» OBJECTIVE: Please return the full listing below without altering anything.

» Records excerpted from a collection:
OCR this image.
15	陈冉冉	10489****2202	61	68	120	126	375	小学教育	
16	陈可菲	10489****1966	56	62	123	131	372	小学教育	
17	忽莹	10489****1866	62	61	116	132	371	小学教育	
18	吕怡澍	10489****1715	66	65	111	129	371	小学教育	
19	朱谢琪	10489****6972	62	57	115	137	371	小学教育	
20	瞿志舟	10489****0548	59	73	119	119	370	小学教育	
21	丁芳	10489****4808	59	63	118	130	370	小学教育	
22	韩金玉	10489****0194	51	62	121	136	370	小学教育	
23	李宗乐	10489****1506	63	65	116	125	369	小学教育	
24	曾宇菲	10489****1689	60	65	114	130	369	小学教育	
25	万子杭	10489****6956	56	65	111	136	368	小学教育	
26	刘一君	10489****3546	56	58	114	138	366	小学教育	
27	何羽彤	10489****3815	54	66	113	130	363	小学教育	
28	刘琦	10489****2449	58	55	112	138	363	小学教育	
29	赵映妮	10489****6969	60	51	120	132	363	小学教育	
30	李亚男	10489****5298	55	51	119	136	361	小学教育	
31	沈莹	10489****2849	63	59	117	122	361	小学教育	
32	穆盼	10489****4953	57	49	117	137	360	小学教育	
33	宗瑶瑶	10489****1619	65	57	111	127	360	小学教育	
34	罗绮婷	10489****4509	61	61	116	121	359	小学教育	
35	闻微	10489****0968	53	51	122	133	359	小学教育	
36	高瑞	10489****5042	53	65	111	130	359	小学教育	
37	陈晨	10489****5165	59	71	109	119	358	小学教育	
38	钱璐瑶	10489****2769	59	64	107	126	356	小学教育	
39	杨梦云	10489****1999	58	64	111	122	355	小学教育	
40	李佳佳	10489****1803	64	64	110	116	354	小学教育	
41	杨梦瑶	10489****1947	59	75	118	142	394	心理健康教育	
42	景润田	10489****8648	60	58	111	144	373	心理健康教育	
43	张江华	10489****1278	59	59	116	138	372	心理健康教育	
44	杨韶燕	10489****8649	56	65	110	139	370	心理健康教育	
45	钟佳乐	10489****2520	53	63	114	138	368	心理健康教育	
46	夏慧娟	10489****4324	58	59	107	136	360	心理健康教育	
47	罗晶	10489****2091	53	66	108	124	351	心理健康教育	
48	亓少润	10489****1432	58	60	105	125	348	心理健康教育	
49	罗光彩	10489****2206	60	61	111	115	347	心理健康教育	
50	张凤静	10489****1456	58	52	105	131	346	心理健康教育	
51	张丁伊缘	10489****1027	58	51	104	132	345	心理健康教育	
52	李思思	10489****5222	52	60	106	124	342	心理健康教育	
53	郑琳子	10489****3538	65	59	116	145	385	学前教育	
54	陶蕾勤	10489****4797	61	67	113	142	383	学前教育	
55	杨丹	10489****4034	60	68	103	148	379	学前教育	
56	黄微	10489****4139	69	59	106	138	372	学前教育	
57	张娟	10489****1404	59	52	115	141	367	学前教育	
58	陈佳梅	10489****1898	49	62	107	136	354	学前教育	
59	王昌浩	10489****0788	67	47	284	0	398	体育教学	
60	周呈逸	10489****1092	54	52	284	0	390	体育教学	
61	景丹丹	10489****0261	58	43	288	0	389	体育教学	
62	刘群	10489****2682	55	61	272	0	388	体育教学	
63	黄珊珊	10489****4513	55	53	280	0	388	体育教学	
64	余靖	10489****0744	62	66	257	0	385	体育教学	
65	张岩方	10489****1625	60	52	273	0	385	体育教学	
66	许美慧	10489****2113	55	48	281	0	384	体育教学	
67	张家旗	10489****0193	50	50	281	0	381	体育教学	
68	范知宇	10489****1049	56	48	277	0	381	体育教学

» SOLVED EXERCISE:
OCR this image.
15	陈冉冉	10489****2202	61	68	120	126	375	小学教育	
16	陈可菲	10489****1966	56	62	123	131	372	小学教育	
17	忽莹	10489****1866	62	61	116	132	371	小学教育	
18	吕怡澍	10489****1715	66	65	111	129	371	小学教育	
19	朱谢琪	10489****6972	62	57	115	137	371	小学教育	
20	瞿志舟	10489****0548	59	73	119	119	370	小学教育	
21	丁芳	10489****4808	59	63	118	130	370	小学教育	
22	韩金玉	10489****0194	51	62	121	136	370	小学教育	
23	李宗乐	10489****1506	63	65	116	125	369	小学教育	
24	曾宇菲	10489****1689	60	65	114	130	369	小学教育	
25	万子杭	10489****6956	56	65	111	136	368	小学教育	
26	刘一君	10489****3546	56	58	114	138	366	小学教育	
27	何羽彤	10489****3815	54	66	113	130	363	小学教育	
28	刘琦	10489****2449	58	55	112	138	363	小学教育	
29	赵映妮	10489****6969	60	51	120	132	363	小学教育	
30	李亚男	10489****5298	55	51	119	136	361	小学教育	
31	沈莹	10489****2849	63	59	117	122	361	小学教育	
32	穆盼	10489****4953	57	49	117	137	360	小学教育	
33	宗瑶瑶	10489****1619	65	57	111	127	360	小学教育	
34	罗绮婷	10489****4509	61	61	116	121	359	小学教育	
35	闻微	10489****0968	53	51	122	133	359	小学教育	
36	高瑞	10489****5042	53	65	111	130	359	小学教育	
37	陈晨	10489****5165	59	71	109	119	358	小学教育	
38	钱璐瑶	10489****2769	59	64	107	126	356	小学教育	
39	杨梦云	10489****1999	58	64	111	122	355	小学教育	
40	李佳佳	10489****1803	64	64	110	116	354	小学教育	
41	杨梦瑶	10489****1947	59	75	118	142	394	心理健康教育	
42	景润田	10489****8648	60	58	111	144	373	心理健康教育	
43	张江华	10489****1278	59	59	116	138	372	心理健康教育	
44	杨韶燕	10489****8649	56	65	110	139	370	心理健康教育	
45	钟佳乐	10489****2520	53	63	114	138	368	心理健康教育	
46	夏慧娟	10489****4324	58	59	107	136	360	心理健康教育	
47	罗晶	10489****2091	53	66	108	124	351	心理健康教育	
48	亓少润	10489****1432	58	60	105	125	348	心理健康教育	
49	罗光彩	10489****2206	60	61	111	115	347	心理健康教育	
50	张凤静	10489****1456	58	52	105	131	346	心理健康教育	
51	张丁伊缘	10489****1027	58	51	104	132	345	心理健康教育	
52	李思思	10489****5222	52	60	106	124	342	心理健康教育	
53	郑琳子	10489****3538	65	59	116	145	385	学前教育	
54	陶蕾勤	10489****4797	61	67	113	142	383	学前教育	
55	杨丹	10489****4034	60	68	103	148	379	学前教育	
56	黄微	10489****4139	69	59	106	138	372	学前教育	
57	张娟	10489****1404	59	52	115	141	367	学前教育	
58	陈佳梅	10489****1898	49	62	107	136	354	学前教育	
59	王昌浩	10489****0788	67	47	284	0	398	体育教学	
60	周呈逸	10489****1092	54	52	284	0	390	体育教学	
61	景丹丹	10489****0261	58	43	288	0	389	体育教学	
62	刘群	10489****2682	55	61	272	0	388	体育教学	
63	黄珊珊	10489****4513	55	53	280	0	388	体育教学	
64	余靖	10489****0744	62	66	257	0	385	体育教学	
65	张岩方	10489****1625	60	52	273	0	385	体育教学	
66	许美慧	10489****2113	55	48	281	0	384	体育教学	
67	张家旗	10489****0193	50	50	281	0	381	体育教学	
68	范知宇	10489****1049	56	48	277	0	381	体育教学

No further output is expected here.